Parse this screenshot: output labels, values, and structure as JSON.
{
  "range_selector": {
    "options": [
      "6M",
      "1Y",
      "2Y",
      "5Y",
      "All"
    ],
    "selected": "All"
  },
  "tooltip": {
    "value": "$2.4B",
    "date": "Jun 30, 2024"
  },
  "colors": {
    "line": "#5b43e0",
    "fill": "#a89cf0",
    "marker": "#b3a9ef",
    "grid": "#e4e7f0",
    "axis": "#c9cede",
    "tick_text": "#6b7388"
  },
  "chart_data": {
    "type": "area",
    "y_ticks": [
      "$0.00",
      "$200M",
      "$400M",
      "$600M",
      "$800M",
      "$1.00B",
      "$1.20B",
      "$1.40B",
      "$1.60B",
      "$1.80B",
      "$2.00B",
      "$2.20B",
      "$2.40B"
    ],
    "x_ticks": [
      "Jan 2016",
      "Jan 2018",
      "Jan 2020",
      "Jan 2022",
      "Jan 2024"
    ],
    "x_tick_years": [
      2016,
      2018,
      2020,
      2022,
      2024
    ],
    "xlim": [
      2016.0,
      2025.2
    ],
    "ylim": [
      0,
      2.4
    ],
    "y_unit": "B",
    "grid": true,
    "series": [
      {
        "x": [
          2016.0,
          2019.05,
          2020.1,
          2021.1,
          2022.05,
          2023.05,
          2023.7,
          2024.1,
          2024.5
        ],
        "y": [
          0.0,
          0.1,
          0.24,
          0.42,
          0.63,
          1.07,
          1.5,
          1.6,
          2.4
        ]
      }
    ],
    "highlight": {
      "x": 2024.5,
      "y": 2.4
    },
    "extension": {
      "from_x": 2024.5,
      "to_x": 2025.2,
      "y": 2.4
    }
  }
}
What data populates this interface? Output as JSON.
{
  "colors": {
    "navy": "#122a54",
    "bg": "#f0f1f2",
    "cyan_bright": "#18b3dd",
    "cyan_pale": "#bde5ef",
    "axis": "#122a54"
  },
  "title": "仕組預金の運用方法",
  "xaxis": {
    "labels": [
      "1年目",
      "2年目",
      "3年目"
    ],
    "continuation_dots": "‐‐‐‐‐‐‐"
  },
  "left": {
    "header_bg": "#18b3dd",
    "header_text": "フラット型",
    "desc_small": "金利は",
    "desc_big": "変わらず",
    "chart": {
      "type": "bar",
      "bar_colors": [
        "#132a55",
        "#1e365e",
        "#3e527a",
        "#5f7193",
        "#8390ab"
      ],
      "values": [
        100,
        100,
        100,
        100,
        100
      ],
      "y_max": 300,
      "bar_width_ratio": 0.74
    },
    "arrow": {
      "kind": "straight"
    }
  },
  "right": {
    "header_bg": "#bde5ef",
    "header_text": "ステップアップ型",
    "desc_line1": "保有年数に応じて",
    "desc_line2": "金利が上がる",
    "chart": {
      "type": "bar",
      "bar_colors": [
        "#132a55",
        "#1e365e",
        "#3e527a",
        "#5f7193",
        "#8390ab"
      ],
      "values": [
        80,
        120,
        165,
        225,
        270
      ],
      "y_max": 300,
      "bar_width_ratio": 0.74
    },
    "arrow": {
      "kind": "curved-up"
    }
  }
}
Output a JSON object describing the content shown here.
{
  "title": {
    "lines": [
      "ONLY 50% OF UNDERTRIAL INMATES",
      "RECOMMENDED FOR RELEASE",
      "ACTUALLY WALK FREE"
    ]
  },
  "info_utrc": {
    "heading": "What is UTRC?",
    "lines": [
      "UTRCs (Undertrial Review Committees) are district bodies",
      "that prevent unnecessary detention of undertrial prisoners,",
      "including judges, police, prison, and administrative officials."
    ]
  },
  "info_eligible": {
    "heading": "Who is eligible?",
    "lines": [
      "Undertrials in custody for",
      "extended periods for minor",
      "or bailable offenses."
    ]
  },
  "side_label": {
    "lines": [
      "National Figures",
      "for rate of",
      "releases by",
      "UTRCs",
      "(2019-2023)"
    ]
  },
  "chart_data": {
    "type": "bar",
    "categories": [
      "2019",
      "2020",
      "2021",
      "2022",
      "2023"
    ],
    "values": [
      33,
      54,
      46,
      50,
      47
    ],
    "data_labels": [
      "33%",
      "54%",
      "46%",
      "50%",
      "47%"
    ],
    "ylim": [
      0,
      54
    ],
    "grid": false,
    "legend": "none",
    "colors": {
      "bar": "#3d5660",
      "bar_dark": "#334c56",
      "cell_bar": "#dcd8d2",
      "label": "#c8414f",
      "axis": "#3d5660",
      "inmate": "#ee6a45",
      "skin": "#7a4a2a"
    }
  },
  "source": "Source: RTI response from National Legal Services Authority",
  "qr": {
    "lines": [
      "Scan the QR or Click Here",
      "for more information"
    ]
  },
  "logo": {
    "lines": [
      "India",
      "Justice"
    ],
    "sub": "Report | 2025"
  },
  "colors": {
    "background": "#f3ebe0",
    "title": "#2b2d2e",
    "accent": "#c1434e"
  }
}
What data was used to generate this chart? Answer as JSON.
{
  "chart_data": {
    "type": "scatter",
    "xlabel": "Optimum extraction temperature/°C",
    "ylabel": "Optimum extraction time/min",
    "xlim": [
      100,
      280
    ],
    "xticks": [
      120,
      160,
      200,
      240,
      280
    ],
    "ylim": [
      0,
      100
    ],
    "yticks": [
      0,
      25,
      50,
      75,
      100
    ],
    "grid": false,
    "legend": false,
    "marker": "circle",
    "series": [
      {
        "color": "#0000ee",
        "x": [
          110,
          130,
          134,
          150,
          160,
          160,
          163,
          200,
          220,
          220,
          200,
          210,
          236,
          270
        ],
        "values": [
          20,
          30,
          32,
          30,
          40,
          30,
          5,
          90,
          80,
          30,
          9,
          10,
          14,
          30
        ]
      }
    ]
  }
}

What needs to be done:
Your task is to repeat each line of the material exactly.

Solution to the problem:
Parse this screenshot: output labels, values, and structure as JSON.
{
  "range_selector": {
    "options": [
      "6M",
      "1Y",
      "2Y",
      "5Y",
      "All"
    ],
    "selected": "All"
  },
  "tooltip": {
    "value": "$2.4B",
    "date": "Jun 30, 2024"
  },
  "colors": {
    "line": "#5b43e0",
    "fill": "#a89cf0",
    "marker": "#b3a9ef",
    "grid": "#e4e7f0",
    "axis": "#c9cede",
    "tick_text": "#6b7388"
  },
  "chart_data": {
    "type": "area",
    "y_ticks": [
      "$0.00",
      "$200M",
      "$400M",
      "$600M",
      "$800M",
      "$1.00B",
      "$1.20B",
      "$1.40B",
      "$1.60B",
      "$1.80B",
      "$2.00B",
      "$2.20B",
      "$2.40B"
    ],
    "x_ticks": [
      "Jan 2016",
      "Jan 2018",
      "Jan 2020",
      "Jan 2022",
      "Jan 2024"
    ],
    "x_tick_years": [
      2016,
      2018,
      2020,
      2022,
      2024
    ],
    "xlim": [
      2016.0,
      2025.2
    ],
    "ylim": [
      0,
      2.4
    ],
    "y_unit": "B",
    "grid": true,
    "series": [
      {
        "x": [
          2016.0,
          2019.05,
          2020.1,
          2021.1,
          2022.05,
          2023.05,
          2023.7,
          2024.1,
          2024.5
        ],
        "y": [
          0.0,
          0.1,
          0.24,
          0.42,
          0.63,
          1.07,
          1.5,
          1.6,
          2.4
        ]
      }
    ],
    "highlight": {
      "x": 2024.5,
      "y": 2.4
    },
    "extension": {
      "from_x": 2024.5,
      "to_x": 2025.2,
      "y": 2.4
    }
  }
}
What data populates this interface? Output as JSON.
{
  "colors": {
    "navy": "#122a54",
    "bg": "#f0f1f2",
    "cyan_bright": "#18b3dd",
    "cyan_pale": "#bde5ef",
    "axis": "#122a54"
  },
  "title": "仕組預金の運用方法",
  "xaxis": {
    "labels": [
      "1年目",
      "2年目",
      "3年目"
    ],
    "continuation_dots": "‐‐‐‐‐‐‐"
  },
  "left": {
    "header_bg": "#18b3dd",
    "header_text": "フラット型",
    "desc_small": "金利は",
    "desc_big": "変わらず",
    "chart": {
      "type": "bar",
      "bar_colors": [
        "#132a55",
        "#1e365e",
        "#3e527a",
        "#5f7193",
        "#8390ab"
      ],
      "values": [
        100,
        100,
        100,
        100,
        100
      ],
      "y_max": 300,
      "bar_width_ratio": 0.74
    },
    "arrow": {
      "kind": "straight"
    }
  },
  "right": {
    "header_bg": "#bde5ef",
    "header_text": "ステップアップ型",
    "desc_line1": "保有年数に応じて",
    "desc_line2": "金利が上がる",
    "chart": {
      "type": "bar",
      "bar_colors": [
        "#132a55",
        "#1e365e",
        "#3e527a",
        "#5f7193",
        "#8390ab"
      ],
      "values": [
        80,
        120,
        165,
        225,
        270
      ],
      "y_max": 300,
      "bar_width_ratio": 0.74
    },
    "arrow": {
      "kind": "curved-up"
    }
  }
}
Output a JSON object describing the content shown here.
{
  "title": {
    "lines": [
      "ONLY 50% OF UNDERTRIAL INMATES",
      "RECOMMENDED FOR RELEASE",
      "ACTUALLY WALK FREE"
    ]
  },
  "info_utrc": {
    "heading": "What is UTRC?",
    "lines": [
      "UTRCs (Undertrial Review Committees) are district bodies",
      "that prevent unnecessary detention of undertrial prisoners,",
      "including judges, police, prison, and administrative officials."
    ]
  },
  "info_eligible": {
    "heading": "Who is eligible?",
    "lines": [
      "Undertrials in custody for",
      "extended periods for minor",
      "or bailable offenses."
    ]
  },
  "side_label": {
    "lines": [
      "National Figures",
      "for rate of",
      "releases by",
      "UTRCs",
      "(2019-2023)"
    ]
  },
  "chart_data": {
    "type": "bar",
    "categories": [
      "2019",
      "2020",
      "2021",
      "2022",
      "2023"
    ],
    "values": [
      33,
      54,
      46,
      50,
      47
    ],
    "data_labels": [
      "33%",
      "54%",
      "46%",
      "50%",
      "47%"
    ],
    "ylim": [
      0,
      54
    ],
    "grid": false,
    "legend": "none",
    "colors": {
      "bar": "#3d5660",
      "bar_dark": "#334c56",
      "cell_bar": "#dcd8d2",
      "label": "#c8414f",
      "axis": "#3d5660",
      "inmate": "#ee6a45",
      "skin": "#7a4a2a"
    }
  },
  "source": "Source: RTI response from National Legal Services Authority",
  "qr": {
    "lines": [
      "Scan the QR or Click Here",
      "for more information"
    ]
  },
  "logo": {
    "lines": [
      "India",
      "Justice"
    ],
    "sub": "Report | 2025"
  },
  "colors": {
    "background": "#f3ebe0",
    "title": "#2b2d2e",
    "accent": "#c1434e"
  }
}
What data was used to generate this chart? Answer as JSON.
{
  "chart_data": {
    "type": "scatter",
    "xlabel": "Optimum extraction temperature/°C",
    "ylabel": "Optimum extraction time/min",
    "xlim": [
      100,
      280
    ],
    "xticks": [
      120,
      160,
      200,
      240,
      280
    ],
    "ylim": [
      0,
      100
    ],
    "yticks": [
      0,
      25,
      50,
      75,
      100
    ],
    "grid": false,
    "legend": false,
    "marker": "circle",
    "series": [
      {
        "color": "#0000ee",
        "x": [
          110,
          130,
          134,
          150,
          160,
          160,
          163,
          200,
          220,
          220,
          200,
          210,
          236,
          270
        ],
        "values": [
          20,
          30,
          32,
          30,
          40,
          30,
          5,
          90,
          80,
          30,
          9,
          10,
          14,
          30
        ]
      }
    ]
  }
}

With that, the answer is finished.